* Source passage
## BEGIN

Post by JudgeGroovy »

Hi, big fan of GZDoom, and I've recently gone down the rabbit hole of messing with and comparing tons of video settings. I like the pixel art look in the GL-enhanced world rendering, and I've had texture filter mode on "none (nearest mipmap)" with 16x anisotropic filtering forever. Had never messed around with any anti-aliasing until now as well.

So, for some reason really examining the walls and running around doom2 map01, something about the look of the mild shimmering with none (nearest) and 16x anisotropic filtering stood out to me. Something about the aliasing, being more subtle yet maybe less uniform makes me notice it. Still looks good, just it got me tinkering with the settings.

It seems that none (nearest mipmap) may be the most popular recommended setting, with anisotropic filtering. But I notice without anisotropic filtering, none (linear mipmap) looks a lot smoother and less chunky than nearest, for example in the longer hallway on doom2 map01. And with anistropy I seem to notice less wall jaggies when moving with none (linear) compared to none (nearest). Though I think nearest map be crisper at more angles, so maybe that makes it best with anisotropy. It may be a pretty subtle comparison.

## END

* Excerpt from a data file
## BEGIN

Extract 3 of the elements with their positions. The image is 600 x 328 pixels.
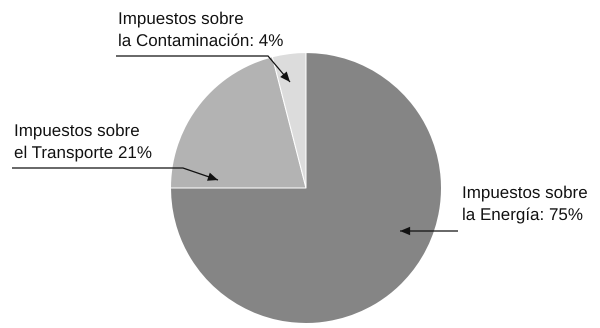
slice-label: Impuestos sobre la Contaminación: 4% — [118, 8, 284, 52]
slice-label: Impuestos sobre el Transporte 21% — [14, 120, 152, 164]
slice-label: Impuestos sobre la Energía: 75% — [462, 182, 588, 226]
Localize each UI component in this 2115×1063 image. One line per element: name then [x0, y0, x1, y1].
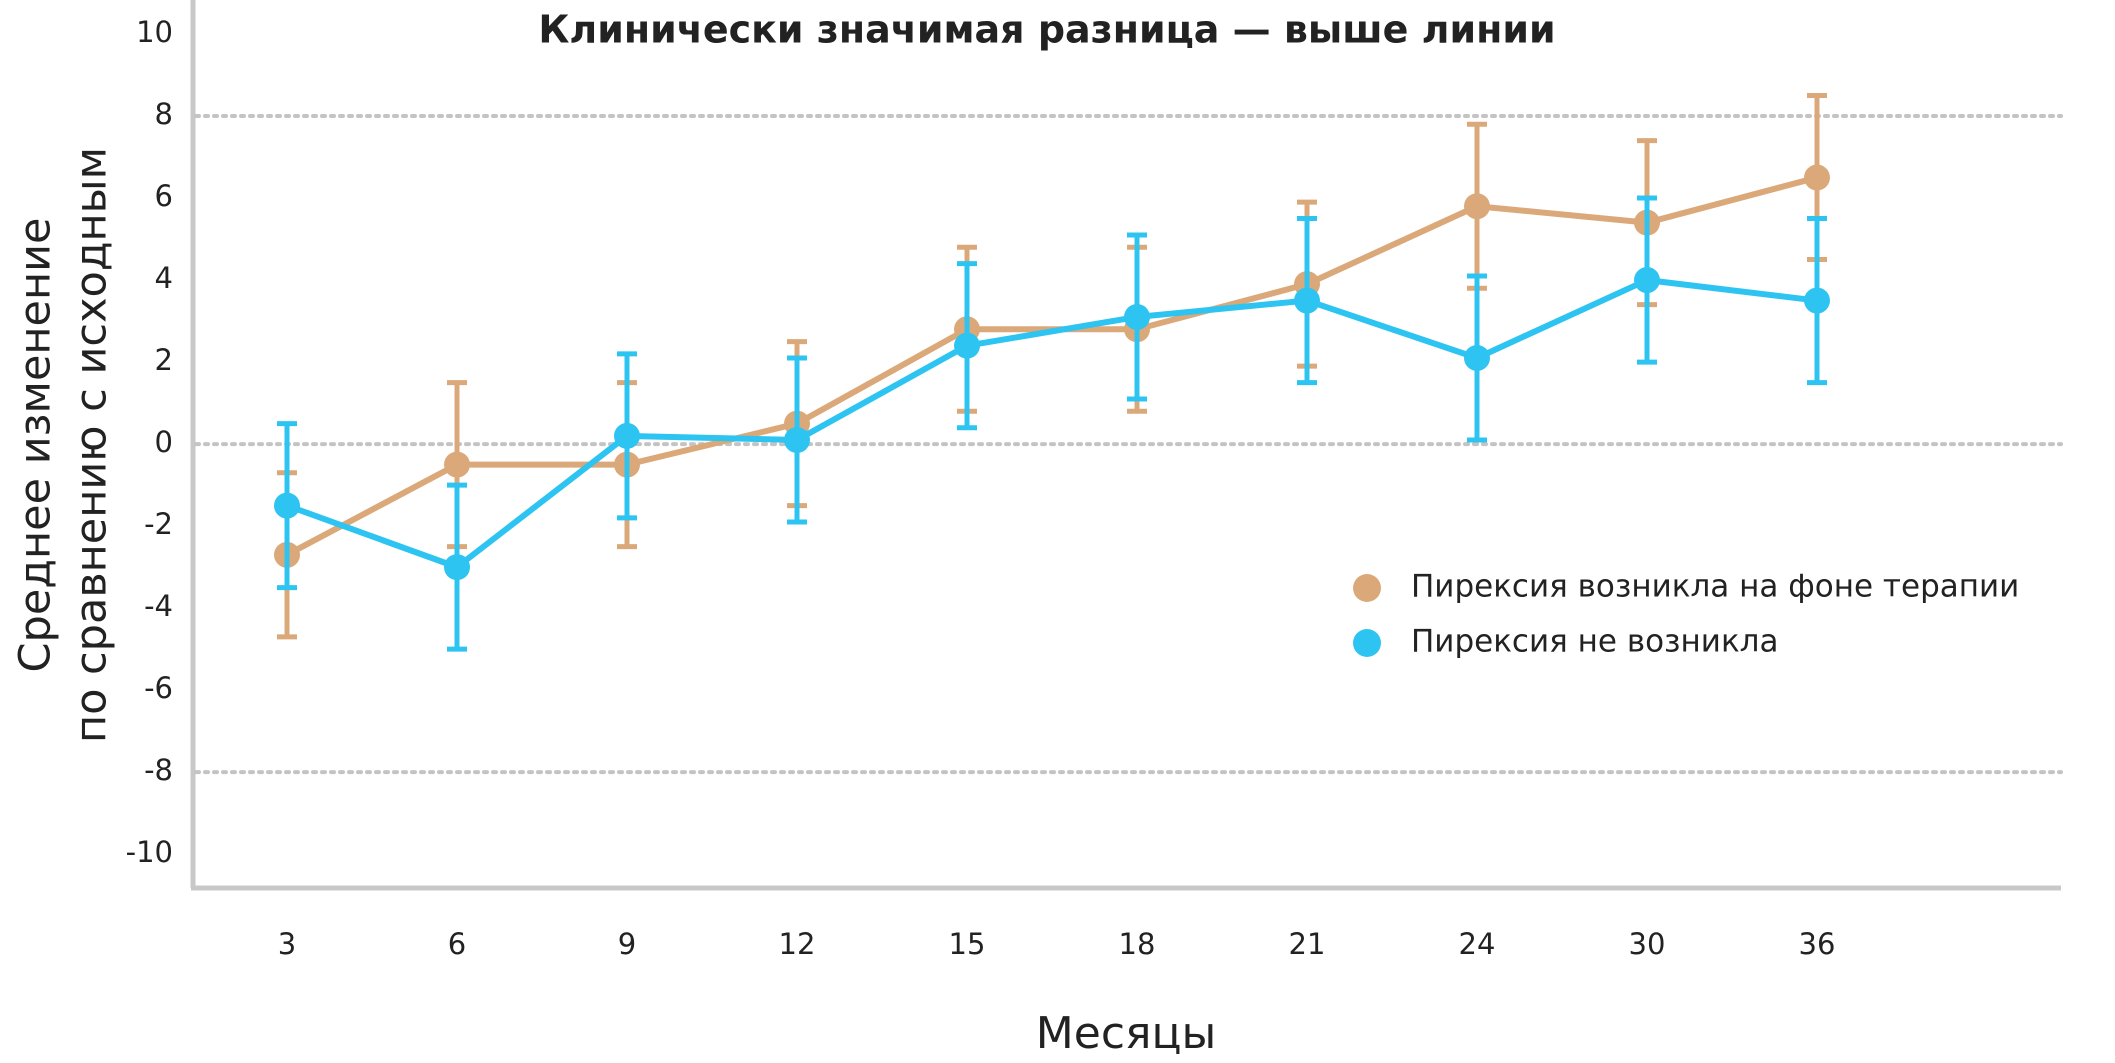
x-tick-label: 24	[1459, 927, 1496, 961]
data-point	[444, 451, 470, 478]
data-point	[954, 332, 980, 359]
x-tick-label: 15	[949, 927, 986, 961]
series-line	[285, 277, 1818, 571]
y-tick-label: 8	[155, 97, 173, 131]
data-point	[1804, 164, 1830, 191]
data-point	[1804, 287, 1830, 314]
y-tick-label: -8	[144, 753, 173, 787]
legend-label: Пирексия не возникла	[1411, 624, 1779, 660]
x-tick-label: 36	[1799, 927, 1836, 961]
y-tick-label: 6	[155, 179, 173, 213]
x-tick-label: 21	[1289, 927, 1326, 961]
y-tick-label: -2	[144, 507, 173, 541]
data-point	[1124, 303, 1150, 330]
x-tick-label: 12	[779, 927, 816, 961]
data-point	[1464, 344, 1490, 371]
y-tick-label: -4	[144, 589, 173, 623]
legend-label: Пирексия возникла на фоне терапии	[1411, 569, 2019, 605]
data-point	[1464, 193, 1490, 220]
y-tick-label: -10	[126, 835, 173, 869]
data-point	[444, 554, 470, 581]
legend-marker	[1353, 629, 1381, 657]
y-tick-label: 2	[155, 343, 173, 377]
data-point	[614, 422, 640, 449]
y-axis-label: по сравнению с исходным	[67, 147, 117, 743]
data-point	[274, 492, 300, 519]
legend-marker	[1353, 574, 1381, 602]
y-tick-label: 10	[136, 15, 173, 49]
x-tick-label: 30	[1629, 927, 1666, 961]
chart-title: Клинически значимая разница — выше линии	[538, 8, 1555, 52]
data-point	[1634, 267, 1660, 294]
series-line	[285, 174, 1818, 558]
y-tick-label: -6	[144, 671, 173, 705]
x-tick-label: 18	[1119, 927, 1156, 961]
data-point	[1294, 287, 1320, 314]
y-tick-label: 0	[155, 425, 173, 459]
y-tick-label: 4	[155, 261, 173, 295]
y-axis-label: Среднее изменение	[11, 218, 61, 673]
x-axis-label: Месяцы	[1036, 1008, 1216, 1059]
data-point	[784, 426, 810, 453]
x-tick-label: 9	[618, 927, 636, 961]
x-tick-label: 6	[448, 927, 466, 961]
x-tick-label: 3	[278, 927, 296, 961]
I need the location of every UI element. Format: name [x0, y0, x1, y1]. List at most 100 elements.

## END

* Problem details
Can you copy the GZDoom forum post word for word from "Post by JudgeGroovy" up to and including "now as well."? These items have no connection to the forum post.

* Finished answer
Post by JudgeGroovy »

Hi, big fan of GZDoom, and I've recently gone down the rabbit hole of messing with and comparing tons of video settings. I like the pixel art look in the GL-enhanced world rendering, and I've had texture filter mode on "none (nearest mipmap)" with 16x anisotropic filtering forever. Had never messed around with any anti-aliasing until now as well.